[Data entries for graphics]
--- Begin ---

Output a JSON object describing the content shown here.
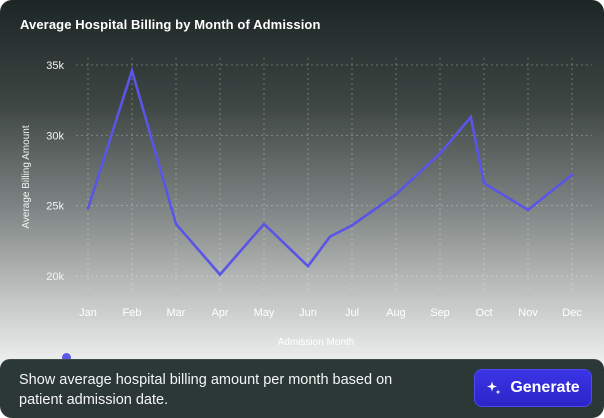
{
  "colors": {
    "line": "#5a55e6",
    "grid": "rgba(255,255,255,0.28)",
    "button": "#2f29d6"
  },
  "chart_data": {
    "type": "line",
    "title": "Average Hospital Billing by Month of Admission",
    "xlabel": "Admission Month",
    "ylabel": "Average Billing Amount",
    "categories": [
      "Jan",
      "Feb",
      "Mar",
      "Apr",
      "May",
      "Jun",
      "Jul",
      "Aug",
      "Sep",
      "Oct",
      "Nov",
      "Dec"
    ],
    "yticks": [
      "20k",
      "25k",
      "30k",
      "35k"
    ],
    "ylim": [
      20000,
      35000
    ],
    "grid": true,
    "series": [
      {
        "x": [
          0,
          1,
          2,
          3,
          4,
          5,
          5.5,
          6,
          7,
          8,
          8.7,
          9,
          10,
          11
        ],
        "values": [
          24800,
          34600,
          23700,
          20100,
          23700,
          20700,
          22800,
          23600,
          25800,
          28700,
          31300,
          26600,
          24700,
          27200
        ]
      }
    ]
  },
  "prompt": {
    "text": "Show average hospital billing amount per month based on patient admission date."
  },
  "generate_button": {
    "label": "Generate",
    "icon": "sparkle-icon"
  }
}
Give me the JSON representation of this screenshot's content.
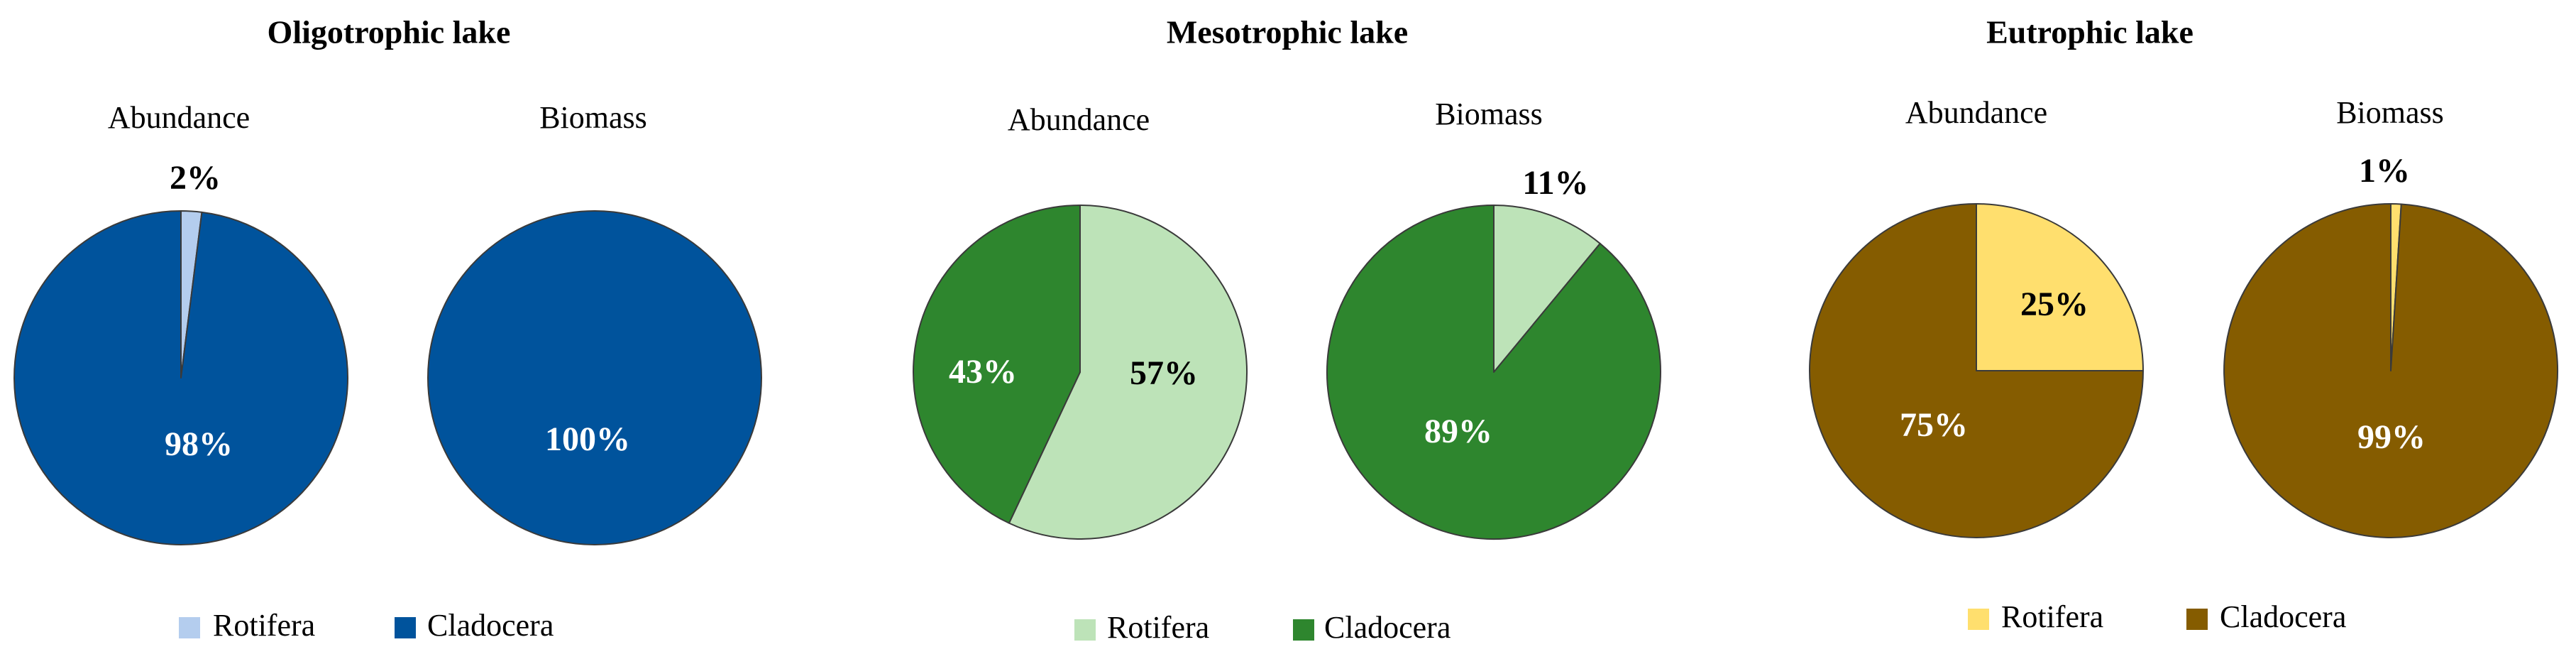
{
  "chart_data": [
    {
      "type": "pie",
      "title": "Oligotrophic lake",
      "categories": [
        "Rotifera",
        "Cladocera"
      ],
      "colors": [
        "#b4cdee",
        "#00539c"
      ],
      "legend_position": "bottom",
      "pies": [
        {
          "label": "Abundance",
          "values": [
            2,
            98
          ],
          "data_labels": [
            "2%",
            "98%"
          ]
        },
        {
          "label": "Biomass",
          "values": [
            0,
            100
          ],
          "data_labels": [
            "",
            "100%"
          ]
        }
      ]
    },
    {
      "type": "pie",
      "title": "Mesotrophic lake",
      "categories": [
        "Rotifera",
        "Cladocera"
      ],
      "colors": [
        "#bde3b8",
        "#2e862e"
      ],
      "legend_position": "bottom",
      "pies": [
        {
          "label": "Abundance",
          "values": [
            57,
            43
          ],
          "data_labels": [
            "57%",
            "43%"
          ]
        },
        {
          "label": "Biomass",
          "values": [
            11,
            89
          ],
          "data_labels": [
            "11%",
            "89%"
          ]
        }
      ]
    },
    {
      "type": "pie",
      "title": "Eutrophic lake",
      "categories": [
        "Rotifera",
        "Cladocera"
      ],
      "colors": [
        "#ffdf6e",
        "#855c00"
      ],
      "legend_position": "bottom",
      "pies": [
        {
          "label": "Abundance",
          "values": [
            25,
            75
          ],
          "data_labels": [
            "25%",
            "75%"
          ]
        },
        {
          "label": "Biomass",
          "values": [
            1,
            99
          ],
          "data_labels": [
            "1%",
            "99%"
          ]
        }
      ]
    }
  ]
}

--- End ---

**OBJECTIVE:** What you return should match the records above word for word, minus the pictures.

**ANSWER TO THE EXERCISE:**
Output a JSON object describing the content shown here.
{
  "colors": {
    "line": "#5a55e6",
    "grid": "rgba(255,255,255,0.28)",
    "button": "#2f29d6"
  },
  "chart_data": {
    "type": "line",
    "title": "Average Hospital Billing by Month of Admission",
    "xlabel": "Admission Month",
    "ylabel": "Average Billing Amount",
    "categories": [
      "Jan",
      "Feb",
      "Mar",
      "Apr",
      "May",
      "Jun",
      "Jul",
      "Aug",
      "Sep",
      "Oct",
      "Nov",
      "Dec"
    ],
    "yticks": [
      "20k",
      "25k",
      "30k",
      "35k"
    ],
    "ylim": [
      20000,
      35000
    ],
    "grid": true,
    "series": [
      {
        "x": [
          0,
          1,
          2,
          3,
          4,
          5,
          5.5,
          6,
          7,
          8,
          8.7,
          9,
          10,
          11
        ],
        "values": [
          24800,
          34600,
          23700,
          20100,
          23700,
          20700,
          22800,
          23600,
          25800,
          28700,
          31300,
          26600,
          24700,
          27200
        ]
      }
    ]
  },
  "prompt": {
    "text": "Show average hospital billing amount per month based on patient admission date."
  },
  "generate_button": {
    "label": "Generate",
    "icon": "sparkle-icon"
  }
}
Give me the JSON representation of this screenshot's content.
{
  "chart_data": [
    {
      "type": "pie",
      "title": "Oligotrophic lake",
      "categories": [
        "Rotifera",
        "Cladocera"
      ],
      "colors": [
        "#b4cdee",
        "#00539c"
      ],
      "legend_position": "bottom",
      "pies": [
        {
          "label": "Abundance",
          "values": [
            2,
            98
          ],
          "data_labels": [
            "2%",
            "98%"
          ]
        },
        {
          "label": "Biomass",
          "values": [
            0,
            100
          ],
          "data_labels": [
            "",
            "100%"
          ]
        }
      ]
    },
    {
      "type": "pie",
      "title": "Mesotrophic lake",
      "categories": [
        "Rotifera",
        "Cladocera"
      ],
      "colors": [
        "#bde3b8",
        "#2e862e"
      ],
      "legend_position": "bottom",
      "pies": [
        {
          "label": "Abundance",
          "values": [
            57,
            43
          ],
          "data_labels": [
            "57%",
            "43%"
          ]
        },
        {
          "label": "Biomass",
          "values": [
            11,
            89
          ],
          "data_labels": [
            "11%",
            "89%"
          ]
        }
      ]
    },
    {
      "type": "pie",
      "title": "Eutrophic lake",
      "categories": [
        "Rotifera",
        "Cladocera"
      ],
      "colors": [
        "#ffdf6e",
        "#855c00"
      ],
      "legend_position": "bottom",
      "pies": [
        {
          "label": "Abundance",
          "values": [
            25,
            75
          ],
          "data_labels": [
            "25%",
            "75%"
          ]
        },
        {
          "label": "Biomass",
          "values": [
            1,
            99
          ],
          "data_labels": [
            "1%",
            "99%"
          ]
        }
      ]
    }
  ]
}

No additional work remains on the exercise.